Rows from a figure dataset
----

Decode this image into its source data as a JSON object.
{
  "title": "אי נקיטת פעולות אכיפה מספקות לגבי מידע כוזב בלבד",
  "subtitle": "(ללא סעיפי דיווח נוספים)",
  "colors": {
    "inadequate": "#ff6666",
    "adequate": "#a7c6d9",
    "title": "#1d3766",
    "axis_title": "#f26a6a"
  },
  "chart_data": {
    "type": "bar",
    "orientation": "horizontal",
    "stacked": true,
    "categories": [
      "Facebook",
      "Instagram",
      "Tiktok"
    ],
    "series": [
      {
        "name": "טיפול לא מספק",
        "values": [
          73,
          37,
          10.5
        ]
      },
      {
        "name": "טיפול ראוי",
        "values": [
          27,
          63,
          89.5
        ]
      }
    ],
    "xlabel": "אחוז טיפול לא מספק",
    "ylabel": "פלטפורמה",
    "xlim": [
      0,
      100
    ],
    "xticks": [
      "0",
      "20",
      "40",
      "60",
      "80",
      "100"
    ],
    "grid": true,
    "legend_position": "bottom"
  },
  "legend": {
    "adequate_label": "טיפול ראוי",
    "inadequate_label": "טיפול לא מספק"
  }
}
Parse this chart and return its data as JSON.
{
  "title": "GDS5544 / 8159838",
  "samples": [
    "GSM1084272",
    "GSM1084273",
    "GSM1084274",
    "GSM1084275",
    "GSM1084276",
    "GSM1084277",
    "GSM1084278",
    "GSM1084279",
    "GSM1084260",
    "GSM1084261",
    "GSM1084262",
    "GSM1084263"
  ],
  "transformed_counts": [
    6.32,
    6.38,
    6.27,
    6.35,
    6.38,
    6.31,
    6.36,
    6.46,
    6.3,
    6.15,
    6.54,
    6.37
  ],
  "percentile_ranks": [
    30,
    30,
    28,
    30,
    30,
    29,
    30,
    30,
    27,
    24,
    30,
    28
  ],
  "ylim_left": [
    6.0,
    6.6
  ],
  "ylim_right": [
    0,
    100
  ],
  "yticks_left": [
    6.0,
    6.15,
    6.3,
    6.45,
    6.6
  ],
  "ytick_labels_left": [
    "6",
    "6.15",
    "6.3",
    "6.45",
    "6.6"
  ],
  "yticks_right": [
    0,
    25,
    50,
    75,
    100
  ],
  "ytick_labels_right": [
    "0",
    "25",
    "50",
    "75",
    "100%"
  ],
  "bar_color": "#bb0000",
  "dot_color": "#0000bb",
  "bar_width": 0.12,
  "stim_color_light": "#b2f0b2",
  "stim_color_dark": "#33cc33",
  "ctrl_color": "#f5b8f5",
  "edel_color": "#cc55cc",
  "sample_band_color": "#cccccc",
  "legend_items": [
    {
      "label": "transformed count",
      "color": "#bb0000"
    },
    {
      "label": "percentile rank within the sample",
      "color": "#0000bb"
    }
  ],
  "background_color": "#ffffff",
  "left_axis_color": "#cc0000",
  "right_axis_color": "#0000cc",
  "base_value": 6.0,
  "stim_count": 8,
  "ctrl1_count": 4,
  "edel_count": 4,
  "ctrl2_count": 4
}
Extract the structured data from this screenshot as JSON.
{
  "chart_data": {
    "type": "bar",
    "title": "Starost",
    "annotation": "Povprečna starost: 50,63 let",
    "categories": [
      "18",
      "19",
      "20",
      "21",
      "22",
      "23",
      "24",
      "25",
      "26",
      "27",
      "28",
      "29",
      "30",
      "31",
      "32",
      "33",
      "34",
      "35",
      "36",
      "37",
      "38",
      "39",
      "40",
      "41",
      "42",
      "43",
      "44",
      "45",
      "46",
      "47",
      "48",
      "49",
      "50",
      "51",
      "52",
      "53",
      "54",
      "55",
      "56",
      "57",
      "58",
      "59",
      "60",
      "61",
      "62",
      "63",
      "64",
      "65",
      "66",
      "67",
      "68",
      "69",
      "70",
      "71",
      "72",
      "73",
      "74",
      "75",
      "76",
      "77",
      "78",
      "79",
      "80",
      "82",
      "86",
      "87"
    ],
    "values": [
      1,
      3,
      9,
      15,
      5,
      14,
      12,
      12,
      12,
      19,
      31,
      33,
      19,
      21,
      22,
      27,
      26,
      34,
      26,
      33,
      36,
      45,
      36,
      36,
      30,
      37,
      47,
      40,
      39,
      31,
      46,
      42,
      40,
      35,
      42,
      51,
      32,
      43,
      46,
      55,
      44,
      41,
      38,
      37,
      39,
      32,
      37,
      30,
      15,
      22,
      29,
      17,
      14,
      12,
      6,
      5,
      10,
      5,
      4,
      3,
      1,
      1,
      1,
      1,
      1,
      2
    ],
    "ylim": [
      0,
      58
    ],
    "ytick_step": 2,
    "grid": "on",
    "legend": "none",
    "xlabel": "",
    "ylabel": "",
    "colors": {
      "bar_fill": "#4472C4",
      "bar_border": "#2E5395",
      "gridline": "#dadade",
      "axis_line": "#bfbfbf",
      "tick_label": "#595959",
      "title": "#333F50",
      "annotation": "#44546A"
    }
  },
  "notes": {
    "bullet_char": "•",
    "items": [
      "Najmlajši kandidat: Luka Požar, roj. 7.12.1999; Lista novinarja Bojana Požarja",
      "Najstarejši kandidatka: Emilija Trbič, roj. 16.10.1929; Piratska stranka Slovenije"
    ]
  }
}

----

Print every record above exactly as written.

Response.
Decode this image into its source data as a JSON object.
{
  "title": "אי נקיטת פעולות אכיפה מספקות לגבי מידע כוזב בלבד",
  "subtitle": "(ללא סעיפי דיווח נוספים)",
  "colors": {
    "inadequate": "#ff6666",
    "adequate": "#a7c6d9",
    "title": "#1d3766",
    "axis_title": "#f26a6a"
  },
  "chart_data": {
    "type": "bar",
    "orientation": "horizontal",
    "stacked": true,
    "categories": [
      "Facebook",
      "Instagram",
      "Tiktok"
    ],
    "series": [
      {
        "name": "טיפול לא מספק",
        "values": [
          73,
          37,
          10.5
        ]
      },
      {
        "name": "טיפול ראוי",
        "values": [
          27,
          63,
          89.5
        ]
      }
    ],
    "xlabel": "אחוז טיפול לא מספק",
    "ylabel": "פלטפורמה",
    "xlim": [
      0,
      100
    ],
    "xticks": [
      "0",
      "20",
      "40",
      "60",
      "80",
      "100"
    ],
    "grid": true,
    "legend_position": "bottom"
  },
  "legend": {
    "adequate_label": "טיפול ראוי",
    "inadequate_label": "טיפול לא מספק"
  }
}
Parse this chart and return its data as JSON.
{
  "title": "GDS5544 / 8159838",
  "samples": [
    "GSM1084272",
    "GSM1084273",
    "GSM1084274",
    "GSM1084275",
    "GSM1084276",
    "GSM1084277",
    "GSM1084278",
    "GSM1084279",
    "GSM1084260",
    "GSM1084261",
    "GSM1084262",
    "GSM1084263"
  ],
  "transformed_counts": [
    6.32,
    6.38,
    6.27,
    6.35,
    6.38,
    6.31,
    6.36,
    6.46,
    6.3,
    6.15,
    6.54,
    6.37
  ],
  "percentile_ranks": [
    30,
    30,
    28,
    30,
    30,
    29,
    30,
    30,
    27,
    24,
    30,
    28
  ],
  "ylim_left": [
    6.0,
    6.6
  ],
  "ylim_right": [
    0,
    100
  ],
  "yticks_left": [
    6.0,
    6.15,
    6.3,
    6.45,
    6.6
  ],
  "ytick_labels_left": [
    "6",
    "6.15",
    "6.3",
    "6.45",
    "6.6"
  ],
  "yticks_right": [
    0,
    25,
    50,
    75,
    100
  ],
  "ytick_labels_right": [
    "0",
    "25",
    "50",
    "75",
    "100%"
  ],
  "bar_color": "#bb0000",
  "dot_color": "#0000bb",
  "bar_width": 0.12,
  "stim_color_light": "#b2f0b2",
  "stim_color_dark": "#33cc33",
  "ctrl_color": "#f5b8f5",
  "edel_color": "#cc55cc",
  "sample_band_color": "#cccccc",
  "legend_items": [
    {
      "label": "transformed count",
      "color": "#bb0000"
    },
    {
      "label": "percentile rank within the sample",
      "color": "#0000bb"
    }
  ],
  "background_color": "#ffffff",
  "left_axis_color": "#cc0000",
  "right_axis_color": "#0000cc",
  "base_value": 6.0,
  "stim_count": 8,
  "ctrl1_count": 4,
  "edel_count": 4,
  "ctrl2_count": 4
}
Extract the structured data from this screenshot as JSON.
{
  "chart_data": {
    "type": "bar",
    "title": "Starost",
    "annotation": "Povprečna starost: 50,63 let",
    "categories": [
      "18",
      "19",
      "20",
      "21",
      "22",
      "23",
      "24",
      "25",
      "26",
      "27",
      "28",
      "29",
      "30",
      "31",
      "32",
      "33",
      "34",
      "35",
      "36",
      "37",
      "38",
      "39",
      "40",
      "41",
      "42",
      "43",
      "44",
      "45",
      "46",
      "47",
      "48",
      "49",
      "50",
      "51",
      "52",
      "53",
      "54",
      "55",
      "56",
      "57",
      "58",
      "59",
      "60",
      "61",
      "62",
      "63",
      "64",
      "65",
      "66",
      "67",
      "68",
      "69",
      "70",
      "71",
      "72",
      "73",
      "74",
      "75",
      "76",
      "77",
      "78",
      "79",
      "80",
      "82",
      "86",
      "87"
    ],
    "values": [
      1,
      3,
      9,
      15,
      5,
      14,
      12,
      12,
      12,
      19,
      31,
      33,
      19,
      21,
      22,
      27,
      26,
      34,
      26,
      33,
      36,
      45,
      36,
      36,
      30,
      37,
      47,
      40,
      39,
      31,
      46,
      42,
      40,
      35,
      42,
      51,
      32,
      43,
      46,
      55,
      44,
      41,
      38,
      37,
      39,
      32,
      37,
      30,
      15,
      22,
      29,
      17,
      14,
      12,
      6,
      5,
      10,
      5,
      4,
      3,
      1,
      1,
      1,
      1,
      1,
      2
    ],
    "ylim": [
      0,
      58
    ],
    "ytick_step": 2,
    "grid": "on",
    "legend": "none",
    "xlabel": "",
    "ylabel": "",
    "colors": {
      "bar_fill": "#4472C4",
      "bar_border": "#2E5395",
      "gridline": "#dadade",
      "axis_line": "#bfbfbf",
      "tick_label": "#595959",
      "title": "#333F50",
      "annotation": "#44546A"
    }
  },
  "notes": {
    "bullet_char": "•",
    "items": [
      "Najmlajši kandidat: Luka Požar, roj. 7.12.1999; Lista novinarja Bojana Požarja",
      "Najstarejši kandidatka: Emilija Trbič, roj. 16.10.1929; Piratska stranka Slovenije"
    ]
  }
}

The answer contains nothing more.